05/08/2026
TCE-PR revoga cautelar e libera licitação de materiais em Jandaia do Sul
Notícia postada em 05/08/2026
O Tribunal de Contas do Estado do Paraná (TCE-PR) revogou a medida cautelar que suspendia o Pregão Eletrônico nº 62/2025 do Município de Jandaia do Sul, permitindo a continuidade da licitação destinada ao registro de preços para aquisição de materiais de expediente, didáticos, educativos, eletrônicos e dispositivos de informática. O certame tem valor estimado em R$ 625 mil.
A suspensão havia sido determinada em dezembro de 2025 após Representação da Lei de Licitações apresentada por uma das empresas participantes, que apontava supostas irregularidades no edital. Ao julgar o mérito do processo, porém, o Tribunal concluiu que os principais dispositivos questionados são compatíveis com a Lei nº 14.133/2021.

--------------------------------------------------

* _Verifique a compreensão_
A. Responda com base na notícia, uma resposta por linha:
(i) Qual é o número do pregão eletrônico que estava suspenso?
(ii) Qual é o valor estimado do certame?
(iii) Em que mês e ano a suspensão havia sido determinada?
B. Transcreva da notícia o trecho que vai de "A suspensão havia" até "Lei nº 14.133/2021.".

(Registros do conjunto de dados)
--------------------------------------------------

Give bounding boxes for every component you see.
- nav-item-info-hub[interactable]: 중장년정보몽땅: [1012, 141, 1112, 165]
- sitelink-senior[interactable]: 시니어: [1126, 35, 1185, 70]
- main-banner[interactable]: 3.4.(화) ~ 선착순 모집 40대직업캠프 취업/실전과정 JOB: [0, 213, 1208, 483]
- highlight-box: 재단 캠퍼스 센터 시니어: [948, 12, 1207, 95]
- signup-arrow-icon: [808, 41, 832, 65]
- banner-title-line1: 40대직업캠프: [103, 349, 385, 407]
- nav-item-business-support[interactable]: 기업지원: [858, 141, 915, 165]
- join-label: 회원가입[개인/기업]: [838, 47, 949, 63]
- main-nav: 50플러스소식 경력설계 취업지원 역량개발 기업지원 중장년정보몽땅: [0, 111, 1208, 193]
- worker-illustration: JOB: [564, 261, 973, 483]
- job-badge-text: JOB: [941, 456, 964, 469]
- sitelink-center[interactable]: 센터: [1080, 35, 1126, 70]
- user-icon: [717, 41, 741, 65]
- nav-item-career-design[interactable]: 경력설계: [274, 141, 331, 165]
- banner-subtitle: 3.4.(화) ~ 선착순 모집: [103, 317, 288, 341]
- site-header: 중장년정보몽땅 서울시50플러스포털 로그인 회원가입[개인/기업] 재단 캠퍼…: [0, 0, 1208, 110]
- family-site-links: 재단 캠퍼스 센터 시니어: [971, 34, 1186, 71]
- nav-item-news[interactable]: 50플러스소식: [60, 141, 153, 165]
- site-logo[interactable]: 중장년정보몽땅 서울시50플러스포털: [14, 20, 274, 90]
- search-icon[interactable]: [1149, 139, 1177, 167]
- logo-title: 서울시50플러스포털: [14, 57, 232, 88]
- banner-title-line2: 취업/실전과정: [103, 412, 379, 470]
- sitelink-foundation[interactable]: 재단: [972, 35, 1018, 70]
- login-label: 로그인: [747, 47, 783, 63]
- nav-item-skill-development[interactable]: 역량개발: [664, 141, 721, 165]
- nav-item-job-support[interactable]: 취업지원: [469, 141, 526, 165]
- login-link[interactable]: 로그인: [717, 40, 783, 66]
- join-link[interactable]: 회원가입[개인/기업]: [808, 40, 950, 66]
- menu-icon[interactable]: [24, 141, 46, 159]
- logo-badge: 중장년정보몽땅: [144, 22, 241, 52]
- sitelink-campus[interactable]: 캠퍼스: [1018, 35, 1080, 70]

--------------------------------------------------

* _Respostas em ordem_
A.
(i) Pregão Eletrônico nº 62/2025
(ii) R$ 625 mil
(iii) Dezembro de 2025

B.
A suspensão havia sido determinada em dezembro de 2025 após Representação da Lei de Licitações apresentada por uma das empresas participantes, que apontava supostas irregularidades no edital. Ao julgar o mérito do processo, porém, o Tribunal concluiu que os principais dispositivos questionados são compatíveis com a Lei nº 14.133/2021.